_The records_
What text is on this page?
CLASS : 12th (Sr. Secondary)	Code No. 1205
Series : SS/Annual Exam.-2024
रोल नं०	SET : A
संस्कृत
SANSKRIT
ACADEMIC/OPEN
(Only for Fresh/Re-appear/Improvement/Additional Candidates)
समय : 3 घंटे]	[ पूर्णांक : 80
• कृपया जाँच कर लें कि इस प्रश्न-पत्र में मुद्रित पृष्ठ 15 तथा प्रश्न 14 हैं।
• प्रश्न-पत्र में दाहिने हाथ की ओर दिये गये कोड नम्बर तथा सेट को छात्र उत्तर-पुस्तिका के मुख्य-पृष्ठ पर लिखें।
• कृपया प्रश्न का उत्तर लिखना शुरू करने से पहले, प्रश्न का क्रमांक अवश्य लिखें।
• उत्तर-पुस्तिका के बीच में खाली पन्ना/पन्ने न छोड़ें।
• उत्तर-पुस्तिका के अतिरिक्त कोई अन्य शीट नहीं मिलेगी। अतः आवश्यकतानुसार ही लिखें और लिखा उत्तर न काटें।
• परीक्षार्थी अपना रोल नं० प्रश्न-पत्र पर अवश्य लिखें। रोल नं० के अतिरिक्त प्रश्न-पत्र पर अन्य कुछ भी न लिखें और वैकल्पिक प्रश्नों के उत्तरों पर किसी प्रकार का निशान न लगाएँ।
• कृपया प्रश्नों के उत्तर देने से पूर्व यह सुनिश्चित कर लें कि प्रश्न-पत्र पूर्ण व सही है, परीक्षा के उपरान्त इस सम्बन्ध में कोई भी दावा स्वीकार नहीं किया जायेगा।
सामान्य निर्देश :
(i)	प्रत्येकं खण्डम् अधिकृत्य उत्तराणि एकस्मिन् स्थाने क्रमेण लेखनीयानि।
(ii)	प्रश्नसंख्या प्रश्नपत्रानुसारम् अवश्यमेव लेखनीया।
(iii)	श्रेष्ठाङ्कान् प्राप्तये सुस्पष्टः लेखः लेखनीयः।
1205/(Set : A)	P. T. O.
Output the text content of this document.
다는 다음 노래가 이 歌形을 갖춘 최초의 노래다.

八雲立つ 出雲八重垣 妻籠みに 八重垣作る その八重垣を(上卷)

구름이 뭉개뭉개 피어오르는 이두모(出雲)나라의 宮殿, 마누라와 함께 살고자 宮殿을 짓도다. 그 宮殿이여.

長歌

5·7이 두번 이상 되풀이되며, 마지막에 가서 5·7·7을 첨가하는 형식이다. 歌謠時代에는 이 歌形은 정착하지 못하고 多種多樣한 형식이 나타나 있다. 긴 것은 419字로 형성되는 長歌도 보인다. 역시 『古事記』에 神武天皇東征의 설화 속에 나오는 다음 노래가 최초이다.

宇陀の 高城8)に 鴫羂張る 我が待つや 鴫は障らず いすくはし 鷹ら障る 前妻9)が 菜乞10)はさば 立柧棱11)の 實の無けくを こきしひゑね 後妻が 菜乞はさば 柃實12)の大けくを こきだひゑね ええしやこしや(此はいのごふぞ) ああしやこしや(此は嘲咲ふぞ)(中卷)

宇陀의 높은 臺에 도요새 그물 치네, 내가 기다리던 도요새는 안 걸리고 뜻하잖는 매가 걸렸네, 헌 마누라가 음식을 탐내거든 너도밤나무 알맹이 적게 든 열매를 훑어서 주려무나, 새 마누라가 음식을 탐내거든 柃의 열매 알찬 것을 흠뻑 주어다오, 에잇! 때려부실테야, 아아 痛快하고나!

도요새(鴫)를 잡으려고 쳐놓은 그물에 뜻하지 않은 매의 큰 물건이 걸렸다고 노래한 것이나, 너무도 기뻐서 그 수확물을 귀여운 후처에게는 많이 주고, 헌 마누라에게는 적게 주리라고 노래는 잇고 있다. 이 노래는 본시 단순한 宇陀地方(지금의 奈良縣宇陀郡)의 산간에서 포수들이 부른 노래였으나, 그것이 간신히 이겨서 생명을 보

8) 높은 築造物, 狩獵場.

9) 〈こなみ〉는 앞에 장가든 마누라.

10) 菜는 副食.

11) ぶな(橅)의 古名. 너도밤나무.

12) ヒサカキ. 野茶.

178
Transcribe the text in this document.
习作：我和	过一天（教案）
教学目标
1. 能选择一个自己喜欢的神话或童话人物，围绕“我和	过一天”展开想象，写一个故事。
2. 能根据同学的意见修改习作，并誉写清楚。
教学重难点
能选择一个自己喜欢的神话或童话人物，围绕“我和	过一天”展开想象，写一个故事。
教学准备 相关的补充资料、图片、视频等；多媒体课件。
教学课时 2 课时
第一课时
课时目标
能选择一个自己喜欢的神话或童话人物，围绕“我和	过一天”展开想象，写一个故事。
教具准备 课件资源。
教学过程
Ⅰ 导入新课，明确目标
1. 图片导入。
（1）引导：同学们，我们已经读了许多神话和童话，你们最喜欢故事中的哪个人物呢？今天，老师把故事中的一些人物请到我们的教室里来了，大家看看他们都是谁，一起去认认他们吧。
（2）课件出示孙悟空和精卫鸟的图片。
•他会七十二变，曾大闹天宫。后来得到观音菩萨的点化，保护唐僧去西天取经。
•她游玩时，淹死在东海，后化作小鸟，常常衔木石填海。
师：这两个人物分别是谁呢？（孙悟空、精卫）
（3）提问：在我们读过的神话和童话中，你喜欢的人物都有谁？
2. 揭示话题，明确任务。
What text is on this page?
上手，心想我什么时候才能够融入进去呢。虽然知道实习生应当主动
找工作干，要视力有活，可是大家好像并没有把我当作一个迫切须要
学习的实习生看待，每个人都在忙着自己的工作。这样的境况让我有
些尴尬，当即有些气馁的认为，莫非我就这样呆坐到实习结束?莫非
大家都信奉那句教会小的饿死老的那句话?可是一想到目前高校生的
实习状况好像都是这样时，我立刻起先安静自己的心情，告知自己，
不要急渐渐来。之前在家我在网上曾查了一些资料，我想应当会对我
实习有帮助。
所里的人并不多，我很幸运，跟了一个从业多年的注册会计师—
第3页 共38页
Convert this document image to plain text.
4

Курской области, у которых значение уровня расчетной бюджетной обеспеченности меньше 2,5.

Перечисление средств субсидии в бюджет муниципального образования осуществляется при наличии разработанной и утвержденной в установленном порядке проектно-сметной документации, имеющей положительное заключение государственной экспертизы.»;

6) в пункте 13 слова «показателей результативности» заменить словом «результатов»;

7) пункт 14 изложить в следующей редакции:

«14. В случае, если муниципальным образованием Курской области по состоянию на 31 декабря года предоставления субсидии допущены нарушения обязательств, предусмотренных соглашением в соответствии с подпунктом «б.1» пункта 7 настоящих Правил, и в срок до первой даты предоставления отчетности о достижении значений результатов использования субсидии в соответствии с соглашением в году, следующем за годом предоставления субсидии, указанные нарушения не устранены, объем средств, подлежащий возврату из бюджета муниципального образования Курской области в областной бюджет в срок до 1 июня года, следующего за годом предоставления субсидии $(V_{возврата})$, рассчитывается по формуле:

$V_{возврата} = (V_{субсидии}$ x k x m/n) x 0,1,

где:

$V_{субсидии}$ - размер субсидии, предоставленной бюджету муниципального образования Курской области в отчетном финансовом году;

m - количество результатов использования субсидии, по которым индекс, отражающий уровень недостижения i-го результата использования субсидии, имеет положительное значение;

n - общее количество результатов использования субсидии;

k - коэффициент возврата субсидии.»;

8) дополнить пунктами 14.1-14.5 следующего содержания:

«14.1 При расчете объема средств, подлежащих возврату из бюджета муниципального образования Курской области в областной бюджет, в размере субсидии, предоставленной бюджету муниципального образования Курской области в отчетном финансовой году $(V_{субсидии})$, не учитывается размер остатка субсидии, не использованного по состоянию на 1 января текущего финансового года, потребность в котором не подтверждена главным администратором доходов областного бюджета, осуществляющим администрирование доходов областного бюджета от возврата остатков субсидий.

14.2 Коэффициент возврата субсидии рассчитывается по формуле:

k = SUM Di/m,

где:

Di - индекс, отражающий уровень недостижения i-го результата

_Given instruction_
Look through the entries above and list every line containing "возврату".

_The result_
«14. В случае, если муниципальным образованием Курской области по состоянию на 31 декабря года предоставления субсидии допущены нарушения обязательств, предусмотренных соглашением в соответствии с подпунктом «б.1» пункта 7 настоящих Правил, и в срок до первой даты предоставления отчетности о достижении значений результатов использования субсидии в соответствии с соглашением в году, следующем за годом предоставления субсидии, указанные нарушения не устранены, объем средств, подлежащий возврату из бюджета муниципального образования Курской области в областной бюджет в срок до 1 июня года, следующего за годом предоставления субсидии $(V_{возврата})$, рассчитывается по формуле:
«14.1 При расчете объема средств, подлежащих возврату из бюджета муниципального образования Курской области в областной бюджет, в размере субсидии, предоставленной бюджету муниципального образования Курской области в отчетном финансовой году $(V_{субсидии})$, не учитывается размер остатка субсидии, не использованного по состоянию на 1 января текущего финансового года, потребность в котором не подтверждена главным администратором доходов областного бюджета, осуществляющим администрирование доходов областного бюджета от возврата остатков субсидий.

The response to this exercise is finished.